### Brief
Your copy of the material must match it exactly, except that pictures are dropped.

### Data provided

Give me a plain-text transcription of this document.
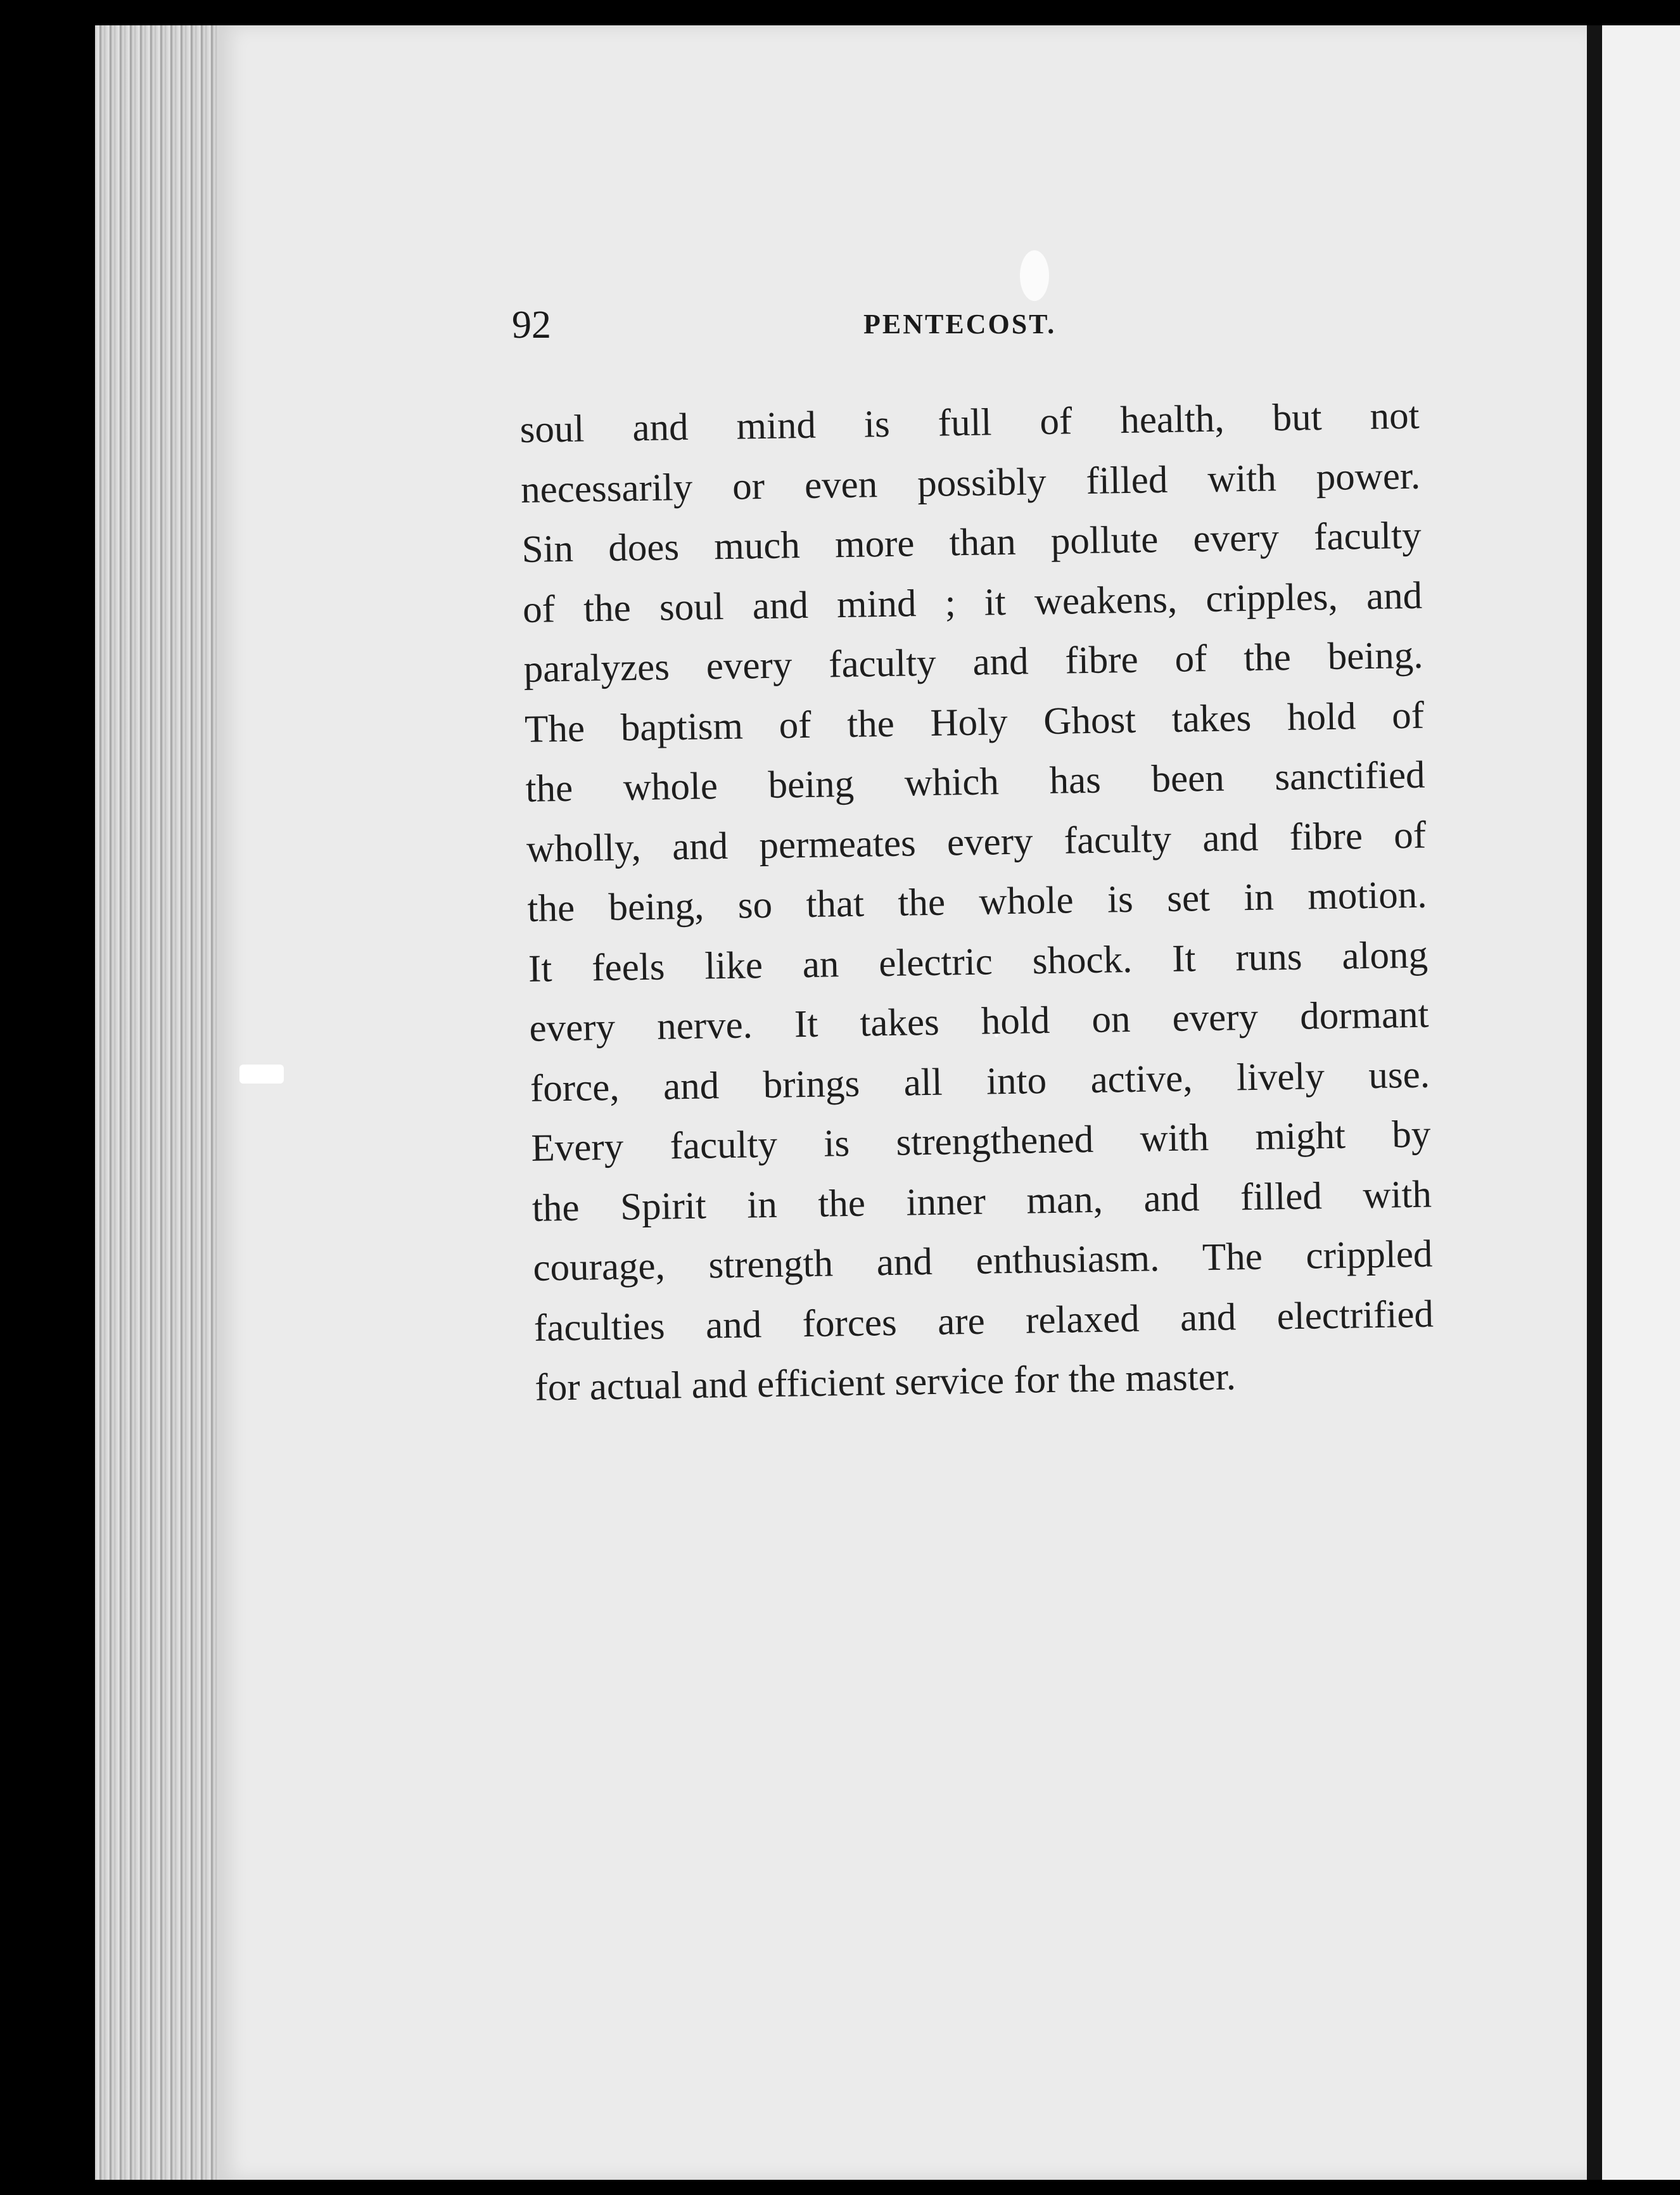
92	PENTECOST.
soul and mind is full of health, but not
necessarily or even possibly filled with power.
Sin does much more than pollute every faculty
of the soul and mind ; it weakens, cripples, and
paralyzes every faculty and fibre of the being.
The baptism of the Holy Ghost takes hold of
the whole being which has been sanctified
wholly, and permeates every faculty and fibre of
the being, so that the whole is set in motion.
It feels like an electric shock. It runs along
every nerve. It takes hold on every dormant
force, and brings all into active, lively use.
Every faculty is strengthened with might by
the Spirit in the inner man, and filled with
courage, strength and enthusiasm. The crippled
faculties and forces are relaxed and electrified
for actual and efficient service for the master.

### Response to this exercise
Give me a plain-text transcription of this document.
92	PENTECOST.
soul and mind is full of health, but not
necessarily or even possibly filled with power.
Sin does much more than pollute every faculty
of the soul and mind ; it weakens, cripples, and
paralyzes every faculty and fibre of the being.
The baptism of the Holy Ghost takes hold of
the whole being which has been sanctified
wholly, and permeates every faculty and fibre of
the being, so that the whole is set in motion.
It feels like an electric shock. It runs along
every nerve. It takes hold on every dormant
force, and brings all into active, lively use.
Every faculty is strengthened with might by
the Spirit in the inner man, and filled with
courage, strength and enthusiasm. The crippled
faculties and forces are relaxed and electrified
for actual and efficient service for the master.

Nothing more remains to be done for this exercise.